**Task description:** Make an exact copy of the data below, leaving out every picture.

**Extracted data:**
----------------------------------------

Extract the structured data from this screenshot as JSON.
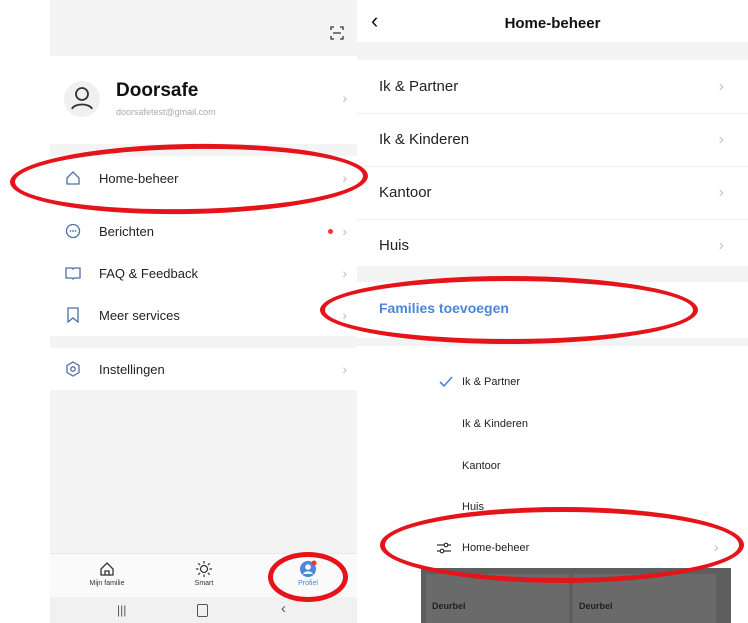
{
  "left": {
    "profile": {
      "name": "Doorsafe",
      "email": "doorsafetest@gmail.com"
    },
    "menu": [
      {
        "label": "Home-beheer",
        "icon": "home-icon"
      },
      {
        "label": "Berichten",
        "icon": "message-icon"
      },
      {
        "label": "FAQ & Feedback",
        "icon": "book-icon"
      },
      {
        "label": "Meer services",
        "icon": "bookmark-icon"
      },
      {
        "label": "Instellingen",
        "icon": "settings-icon"
      }
    ],
    "tabs": [
      {
        "label": "Mijn familie",
        "icon": "house-icon"
      },
      {
        "label": "Smart",
        "icon": "sun-icon"
      },
      {
        "label": "Profiel",
        "icon": "profile-icon"
      }
    ]
  },
  "right": {
    "title": "Home-beheer",
    "homes": [
      "Ik & Partner",
      "Ik & Kinderen",
      "Kantoor",
      "Huis"
    ],
    "add_label": "Families toevoegen",
    "popup": {
      "items": [
        "Ik & Partner",
        "Ik & Kinderen",
        "Kantoor",
        "Huis"
      ],
      "manage_label": "Home-beheer",
      "cards": [
        "Deurbel",
        "Deurbel"
      ]
    }
  },
  "colors": {
    "accent": "#4a86d9",
    "annotation": "#e5141b",
    "badge": "#e53935"
  }
}
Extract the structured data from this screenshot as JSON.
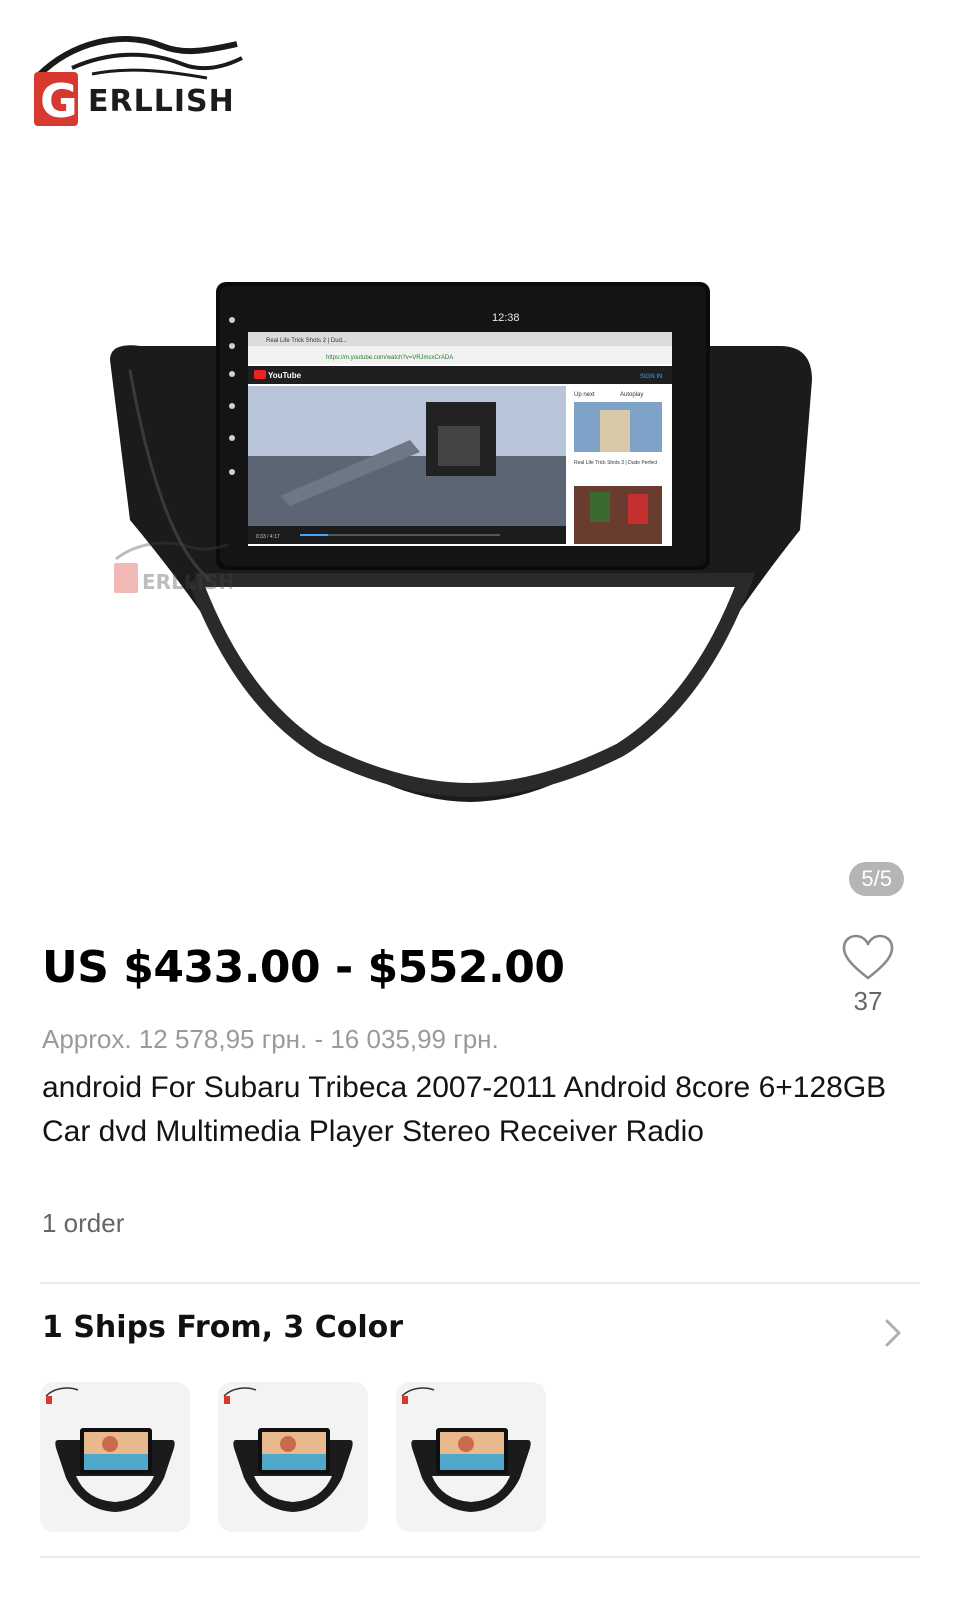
{
  "gallery": {
    "brand_logo_text": "ERLLISH",
    "brand_logo_letter": "G",
    "watermark_text": "ERLLISH",
    "counter": "5/5",
    "screen": {
      "tab_title": "Real Life Trick Shots 2 | Dud...",
      "url": "https://m.youtube.com/watch?v=VRJmcxCrADA",
      "site": "YouTube",
      "sign_in": "SIGN IN",
      "up_next": "Up next",
      "autoplay": "Autoplay",
      "clock": "12:38",
      "time_progress": "0:33 / 4:17",
      "video_title": "Real Life Trick Shots 3 | Dude Perfect"
    }
  },
  "product": {
    "price": "US $433.00 - $552.00",
    "approx_price": "Approx. 12 578,95 грн. - 16 035,99 грн.",
    "title": "android For Subaru Tribeca 2007-2011 Android 8core 6+128GB Car dvd Multimedia Player Stereo Receiver Radio",
    "orders": "1 order",
    "wishlist_count": "37"
  },
  "variants": {
    "label": "1 Ships From, 3 Color",
    "thumbnails": [
      "variant-1",
      "variant-2",
      "variant-3"
    ]
  },
  "colors": {
    "brand_red": "#d63a2f",
    "text_dark": "#111111",
    "text_muted": "#9a9a9a",
    "counter_bg": "#b5b5b5",
    "thumb_bg": "#f3f3f3"
  },
  "icons": {
    "wishlist": "heart-outline-icon",
    "more": "chevron-right-icon"
  }
}
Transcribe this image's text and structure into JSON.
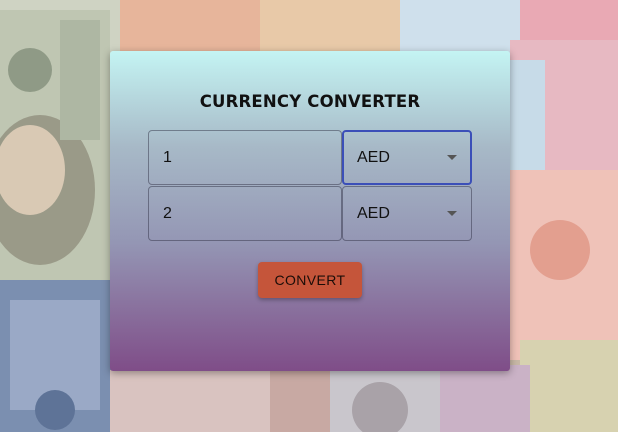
{
  "app": {
    "title": "CURRENCY CONVERTER"
  },
  "converter": {
    "from": {
      "amount": "1",
      "currency": "AED"
    },
    "to": {
      "amount": "2",
      "currency": "AED"
    },
    "convert_label": "CONVERT"
  },
  "colors": {
    "accent": "#3b4fb8",
    "button": "#c5553a",
    "card_top": "#c4f4f3",
    "card_bottom": "#7f4d88"
  },
  "icons": {
    "dropdown": "chevron-down-icon"
  }
}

----------------------------------------

**Solution:**
Extract the structured data from this screenshot as JSON.
{
  "left": {
    "profile": {
      "name": "Doorsafe",
      "email": "doorsafetest@gmail.com"
    },
    "menu": [
      {
        "label": "Home-beheer",
        "icon": "home-icon"
      },
      {
        "label": "Berichten",
        "icon": "message-icon"
      },
      {
        "label": "FAQ & Feedback",
        "icon": "book-icon"
      },
      {
        "label": "Meer services",
        "icon": "bookmark-icon"
      },
      {
        "label": "Instellingen",
        "icon": "settings-icon"
      }
    ],
    "tabs": [
      {
        "label": "Mijn familie",
        "icon": "house-icon"
      },
      {
        "label": "Smart",
        "icon": "sun-icon"
      },
      {
        "label": "Profiel",
        "icon": "profile-icon"
      }
    ]
  },
  "right": {
    "title": "Home-beheer",
    "homes": [
      "Ik & Partner",
      "Ik & Kinderen",
      "Kantoor",
      "Huis"
    ],
    "add_label": "Families toevoegen",
    "popup": {
      "items": [
        "Ik & Partner",
        "Ik & Kinderen",
        "Kantoor",
        "Huis"
      ],
      "manage_label": "Home-beheer",
      "cards": [
        "Deurbel",
        "Deurbel"
      ]
    }
  },
  "colors": {
    "accent": "#4a86d9",
    "annotation": "#e5141b",
    "badge": "#e53935"
  }
}
Extract the structured data from this screenshot as JSON.
{
  "gallery": {
    "brand_logo_text": "ERLLISH",
    "brand_logo_letter": "G",
    "watermark_text": "ERLLISH",
    "counter": "5/5",
    "screen": {
      "tab_title": "Real Life Trick Shots 2 | Dud...",
      "url": "https://m.youtube.com/watch?v=VRJmcxCrADA",
      "site": "YouTube",
      "sign_in": "SIGN IN",
      "up_next": "Up next",
      "autoplay": "Autoplay",
      "clock": "12:38",
      "time_progress": "0:33 / 4:17",
      "video_title": "Real Life Trick Shots 3 | Dude Perfect"
    }
  },
  "product": {
    "price": "US $433.00 - $552.00",
    "approx_price": "Approx. 12 578,95 грн. - 16 035,99 грн.",
    "title": "android For Subaru Tribeca 2007-2011 Android 8core 6+128GB Car dvd Multimedia Player Stereo Receiver Radio",
    "orders": "1 order",
    "wishlist_count": "37"
  },
  "variants": {
    "label": "1 Ships From, 3 Color",
    "thumbnails": [
      "variant-1",
      "variant-2",
      "variant-3"
    ]
  },
  "colors": {
    "brand_red": "#d63a2f",
    "text_dark": "#111111",
    "text_muted": "#9a9a9a",
    "counter_bg": "#b5b5b5",
    "thumb_bg": "#f3f3f3"
  },
  "icons": {
    "wishlist": "heart-outline-icon",
    "more": "chevron-right-icon"
  }
}
Transcribe this image's text and structure into JSON.
{
  "app": {
    "title": "CURRENCY CONVERTER"
  },
  "converter": {
    "from": {
      "amount": "1",
      "currency": "AED"
    },
    "to": {
      "amount": "2",
      "currency": "AED"
    },
    "convert_label": "CONVERT"
  },
  "colors": {
    "accent": "#3b4fb8",
    "button": "#c5553a",
    "card_top": "#c4f4f3",
    "card_bottom": "#7f4d88"
  },
  "icons": {
    "dropdown": "chevron-down-icon"
  }
}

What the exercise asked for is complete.